#### [PROBLEM DETAILS]
Return all of the data exactly as given.
#### MATERIAL FOR THE TASK ####
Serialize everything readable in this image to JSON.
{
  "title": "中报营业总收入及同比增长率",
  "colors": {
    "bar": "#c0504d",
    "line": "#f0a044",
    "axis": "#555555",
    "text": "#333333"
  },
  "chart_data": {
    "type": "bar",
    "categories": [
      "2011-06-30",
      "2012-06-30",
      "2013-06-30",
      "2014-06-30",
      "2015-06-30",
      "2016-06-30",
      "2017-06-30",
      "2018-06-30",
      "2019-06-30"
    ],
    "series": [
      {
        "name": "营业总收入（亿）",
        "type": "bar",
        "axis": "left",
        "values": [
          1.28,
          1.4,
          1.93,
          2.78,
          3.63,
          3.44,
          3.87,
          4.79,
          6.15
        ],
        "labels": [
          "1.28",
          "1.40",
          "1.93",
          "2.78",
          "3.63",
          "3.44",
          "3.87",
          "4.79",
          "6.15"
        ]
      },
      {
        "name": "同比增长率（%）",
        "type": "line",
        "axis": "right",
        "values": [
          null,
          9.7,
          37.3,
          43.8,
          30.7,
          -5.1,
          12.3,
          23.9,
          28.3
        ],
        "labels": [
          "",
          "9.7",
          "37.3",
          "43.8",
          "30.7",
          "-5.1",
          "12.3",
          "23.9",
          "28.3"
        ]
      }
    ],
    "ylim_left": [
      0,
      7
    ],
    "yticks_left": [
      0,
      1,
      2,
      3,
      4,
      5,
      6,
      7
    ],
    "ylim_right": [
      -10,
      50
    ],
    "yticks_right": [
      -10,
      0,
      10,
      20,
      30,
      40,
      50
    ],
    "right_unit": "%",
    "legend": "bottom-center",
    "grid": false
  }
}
####
#### [RESULT OF THE EXERCISE]
Serialize everything readable in this image to JSON.
{
  "title": "中报营业总收入及同比增长率",
  "colors": {
    "bar": "#c0504d",
    "line": "#f0a044",
    "axis": "#555555",
    "text": "#333333"
  },
  "chart_data": {
    "type": "bar",
    "categories": [
      "2011-06-30",
      "2012-06-30",
      "2013-06-30",
      "2014-06-30",
      "2015-06-30",
      "2016-06-30",
      "2017-06-30",
      "2018-06-30",
      "2019-06-30"
    ],
    "series": [
      {
        "name": "营业总收入（亿）",
        "type": "bar",
        "axis": "left",
        "values": [
          1.28,
          1.4,
          1.93,
          2.78,
          3.63,
          3.44,
          3.87,
          4.79,
          6.15
        ],
        "labels": [
          "1.28",
          "1.40",
          "1.93",
          "2.78",
          "3.63",
          "3.44",
          "3.87",
          "4.79",
          "6.15"
        ]
      },
      {
        "name": "同比增长率（%）",
        "type": "line",
        "axis": "right",
        "values": [
          null,
          9.7,
          37.3,
          43.8,
          30.7,
          -5.1,
          12.3,
          23.9,
          28.3
        ],
        "labels": [
          "",
          "9.7",
          "37.3",
          "43.8",
          "30.7",
          "-5.1",
          "12.3",
          "23.9",
          "28.3"
        ]
      }
    ],
    "ylim_left": [
      0,
      7
    ],
    "yticks_left": [
      0,
      1,
      2,
      3,
      4,
      5,
      6,
      7
    ],
    "ylim_right": [
      -10,
      50
    ],
    "yticks_right": [
      -10,
      0,
      10,
      20,
      30,
      40,
      50
    ],
    "right_unit": "%",
    "legend": "bottom-center",
    "grid": false
  }
}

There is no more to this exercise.